• STATED GOAL
Reproduce the records below in full and exactly, without their images.

• Saved entries
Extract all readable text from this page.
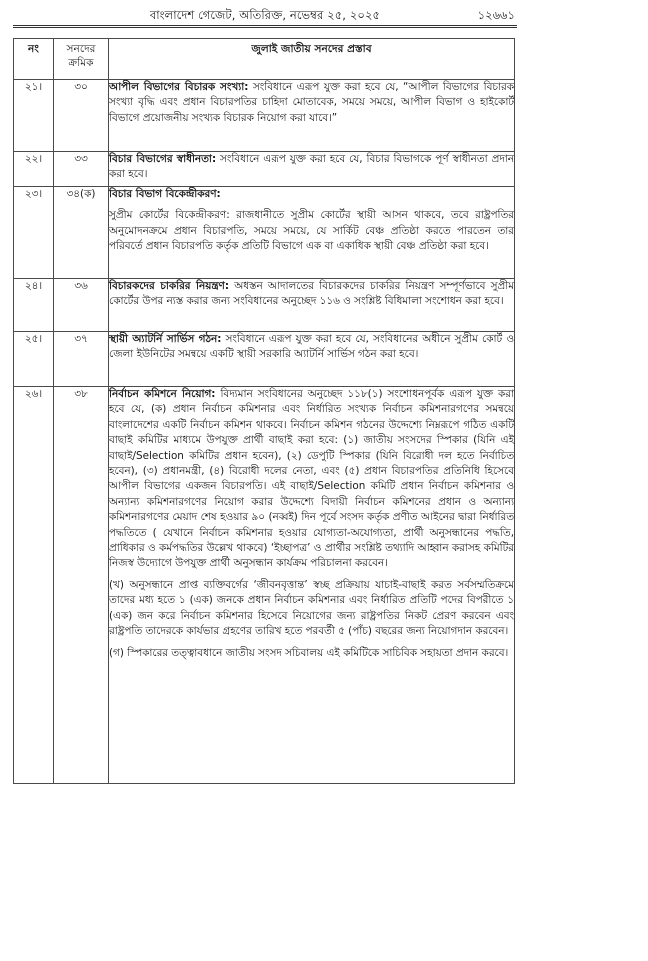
বাংলাদেশ গেজেট, অতিরিক্ত, নভেম্বর ২৫, ২০২৫	১২৬৬১
নং	সনদের ক্রমিক	জুলাই জাতীয় সনদের প্রস্তাব
২১।	৩০	আপীল বিভাগের বিচারক সংখ্যা: সংবিধানে এরূপ যুক্ত করা হবে যে, “আপীল বিভাগের বিচারক সংখ্যা বৃদ্ধি এবং প্রধান বিচারপতির চাহিদা মোতাবেক, সময়ে সময়ে, আপীল বিভাগ ও হাইকোর্ট বিভাগে প্রয়োজনীয় সংখ্যক বিচারক নিয়োগ করা যাবে।”

২২।	৩৩	বিচার বিভাগের স্বাধীনতা: সংবিধানে এরূপ যুক্ত করা হবে যে, বিচার বিভাগকে পূর্ণ স্বাধীনতা প্রদান করা হবে।

২৩।	৩৪(ক)	বিচার বিভাগ বিকেন্দ্রীকরণ:

সুপ্রীম কোর্টের বিকেন্দ্রীকরণ: রাজধানীতে সুপ্রীম কোর্টের স্থায়ী আসন থাকবে, তবে রাষ্ট্রপতির অনুমোদনক্রমে প্রধান বিচারপতি, সময়ে সময়ে, যে সার্কিট বেঞ্চ প্রতিষ্ঠা করতে পারতেন তার পরিবর্তে প্রধান বিচারপতি কর্তৃক প্রতিটি বিভাগে এক বা একাধিক স্থায়ী বেঞ্চ প্রতিষ্ঠা করা হবে।

২৪।	৩৬	বিচারকদের চাকরির নিয়ন্ত্রণ: অধস্তন আদালতের বিচারকদের চাকরির নিয়ন্ত্রণ সম্পূর্ণভাবে সুপ্রীম কোর্টের উপর ন্যস্ত করার জন্য সংবিধানের অনুচ্ছেদ ১১৬ ও সংশ্লিষ্ট বিধিমালা সংশোধন করা হবে।

২৫।	৩৭	স্থায়ী অ্যাটর্নি সার্ভিস গঠন: সংবিধানে এরূপ যুক্ত করা হবে যে, সংবিধানের অধীনে সুপ্রীম কোর্ট ও জেলা ইউনিটের সমন্বয়ে একটি স্থায়ী সরকারি অ্যাটর্নি সার্ভিস গঠন করা হবে।

২৬।	৩৮	নির্বাচন কমিশনে নিয়োগ: বিদ্যমান সংবিধানের অনুচ্ছেদ ১১৮(১) সংশোধনপূর্বক এরূপ যুক্ত করা হবে যে, (ক) প্রধান নির্বাচন কমিশনার এবং নির্ধারিত সংখ্যক নির্বাচন কমিশনারগণের সমন্বয়ে বাংলাদেশের একটি নির্বাচন কমিশন থাকবে। নির্বাচন কমিশন গঠনের উদ্দেশ্যে নিম্নরূপে গঠিত একটি বাছাই কমিটির মাধ্যমে উপযুক্ত প্রার্থী বাছাই করা হবে: (১) জাতীয় সংসদের স্পিকার (যিনি এই বাছাই/Selection কমিটির প্রধান হবেন), (২) ডেপুটি স্পিকার (যিনি বিরোধী দল হতে নির্বাচিত হবেন), (৩) প্রধানমন্ত্রী, (৪) বিরোধী দলের নেতা, এবং (৫) প্রধান বিচারপতির প্রতিনিধি হিসেবে আপীল বিভাগের একজন বিচারপতি। এই বাছাই/Selection কমিটি প্রধান নির্বাচন কমিশনার ও অন্যান্য কমিশনারগণের নিয়োগ করার উদ্দেশ্যে বিদায়ী নির্বাচন কমিশনের প্রধান ও অন্যান্য কমিশনারগণের মেয়াদ শেষ হওয়ার ৯০ (নব্বই) দিন পূর্বে সংসদ কর্তৃক প্রণীত আইনের দ্বারা নির্ধারিত পদ্ধতিতে ( যেখানে নির্বাচন কমিশনার হওয়ার যোগ্যতা-অযোগ্যতা, প্রার্থী অনুসন্ধানের পদ্ধতি, প্রাধিকার ও কর্মপদ্ধতির উল্লেখ থাকবে) ‘ইচ্ছাপত্র’ ও প্রার্থীর সংশ্লিষ্ট তথ্যাদি আহ্বান করাসহ কমিটির নিজস্ব উদ্যোগে উপযুক্ত প্রার্থী অনুসন্ধান কার্যক্রম পরিচালনা করবেন।

(খ) অনুসন্ধানে প্রাপ্ত ব্যক্তিবর্গের ‘জীবনবৃত্তান্ত’ স্বচ্ছ প্রক্রিয়ায় যাচাই-বাছাই করত সর্বসম্মতিক্রমে তাদের মধ্য হতে ১ (এক) জনকে প্রধান নির্বাচন কমিশনার এবং নির্ধারিত প্রতিটি পদের বিপরীতে ১ (এক) জন করে নির্বাচন কমিশনার হিসেবে নিয়োগের জন্য রাষ্ট্রপতির নিকট প্রেরণ করবেন এবং রাষ্ট্রপতি তাদেরকে কার্যভার গ্রহণের তারিখ হতে পরবর্তী ৫ (পাঁচ) বছরের জন্য নিয়োগদান করবেন।

(গ) স্পিকারের তত্ত্বাবধানে জাতীয় সংসদ সচিবালয় এই কমিটিকে সাচিবিক সহায়তা প্রদান করবে।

• TASK OUTPUT
Extract all readable text from this page.
বাংলাদেশ গেজেট, অতিরিক্ত, নভেম্বর ২৫, ২০২৫	১২৬৬১
নং	সনদের ক্রমিক	জুলাই জাতীয় সনদের প্রস্তাব
২১।	৩০	আপীল বিভাগের বিচারক সংখ্যা: সংবিধানে এরূপ যুক্ত করা হবে যে, “আপীল বিভাগের বিচারক সংখ্যা বৃদ্ধি এবং প্রধান বিচারপতির চাহিদা মোতাবেক, সময়ে সময়ে, আপীল বিভাগ ও হাইকোর্ট বিভাগে প্রয়োজনীয় সংখ্যক বিচারক নিয়োগ করা যাবে।”

২২।	৩৩	বিচার বিভাগের স্বাধীনতা: সংবিধানে এরূপ যুক্ত করা হবে যে, বিচার বিভাগকে পূর্ণ স্বাধীনতা প্রদান করা হবে।

২৩।	৩৪(ক)	বিচার বিভাগ বিকেন্দ্রীকরণ:

সুপ্রীম কোর্টের বিকেন্দ্রীকরণ: রাজধানীতে সুপ্রীম কোর্টের স্থায়ী আসন থাকবে, তবে রাষ্ট্রপতির অনুমোদনক্রমে প্রধান বিচারপতি, সময়ে সময়ে, যে সার্কিট বেঞ্চ প্রতিষ্ঠা করতে পারতেন তার পরিবর্তে প্রধান বিচারপতি কর্তৃক প্রতিটি বিভাগে এক বা একাধিক স্থায়ী বেঞ্চ প্রতিষ্ঠা করা হবে।

২৪।	৩৬	বিচারকদের চাকরির নিয়ন্ত্রণ: অধস্তন আদালতের বিচারকদের চাকরির নিয়ন্ত্রণ সম্পূর্ণভাবে সুপ্রীম কোর্টের উপর ন্যস্ত করার জন্য সংবিধানের অনুচ্ছেদ ১১৬ ও সংশ্লিষ্ট বিধিমালা সংশোধন করা হবে।

২৫।	৩৭	স্থায়ী অ্যাটর্নি সার্ভিস গঠন: সংবিধানে এরূপ যুক্ত করা হবে যে, সংবিধানের অধীনে সুপ্রীম কোর্ট ও জেলা ইউনিটের সমন্বয়ে একটি স্থায়ী সরকারি অ্যাটর্নি সার্ভিস গঠন করা হবে।

২৬।	৩৮	নির্বাচন কমিশনে নিয়োগ: বিদ্যমান সংবিধানের অনুচ্ছেদ ১১৮(১) সংশোধনপূর্বক এরূপ যুক্ত করা হবে যে, (ক) প্রধান নির্বাচন কমিশনার এবং নির্ধারিত সংখ্যক নির্বাচন কমিশনারগণের সমন্বয়ে বাংলাদেশের একটি নির্বাচন কমিশন থাকবে। নির্বাচন কমিশন গঠনের উদ্দেশ্যে নিম্নরূপে গঠিত একটি বাছাই কমিটির মাধ্যমে উপযুক্ত প্রার্থী বাছাই করা হবে: (১) জাতীয় সংসদের স্পিকার (যিনি এই বাছাই/Selection কমিটির প্রধান হবেন), (২) ডেপুটি স্পিকার (যিনি বিরোধী দল হতে নির্বাচিত হবেন), (৩) প্রধানমন্ত্রী, (৪) বিরোধী দলের নেতা, এবং (৫) প্রধান বিচারপতির প্রতিনিধি হিসেবে আপীল বিভাগের একজন বিচারপতি। এই বাছাই/Selection কমিটি প্রধান নির্বাচন কমিশনার ও অন্যান্য কমিশনারগণের নিয়োগ করার উদ্দেশ্যে বিদায়ী নির্বাচন কমিশনের প্রধান ও অন্যান্য কমিশনারগণের মেয়াদ শেষ হওয়ার ৯০ (নব্বই) দিন পূর্বে সংসদ কর্তৃক প্রণীত আইনের দ্বারা নির্ধারিত পদ্ধতিতে ( যেখানে নির্বাচন কমিশনার হওয়ার যোগ্যতা-অযোগ্যতা, প্রার্থী অনুসন্ধানের পদ্ধতি, প্রাধিকার ও কর্মপদ্ধতির উল্লেখ থাকবে) ‘ইচ্ছাপত্র’ ও প্রার্থীর সংশ্লিষ্ট তথ্যাদি আহ্বান করাসহ কমিটির নিজস্ব উদ্যোগে উপযুক্ত প্রার্থী অনুসন্ধান কার্যক্রম পরিচালনা করবেন।

(খ) অনুসন্ধানে প্রাপ্ত ব্যক্তিবর্গের ‘জীবনবৃত্তান্ত’ স্বচ্ছ প্রক্রিয়ায় যাচাই-বাছাই করত সর্বসম্মতিক্রমে তাদের মধ্য হতে ১ (এক) জনকে প্রধান নির্বাচন কমিশনার এবং নির্ধারিত প্রতিটি পদের বিপরীতে ১ (এক) জন করে নির্বাচন কমিশনার হিসেবে নিয়োগের জন্য রাষ্ট্রপতির নিকট প্রেরণ করবেন এবং রাষ্ট্রপতি তাদেরকে কার্যভার গ্রহণের তারিখ হতে পরবর্তী ৫ (পাঁচ) বছরের জন্য নিয়োগদান করবেন।

(গ) স্পিকারের তত্ত্বাবধানে জাতীয় সংসদ সচিবালয় এই কমিটিকে সাচিবিক সহায়তা প্রদান করবে।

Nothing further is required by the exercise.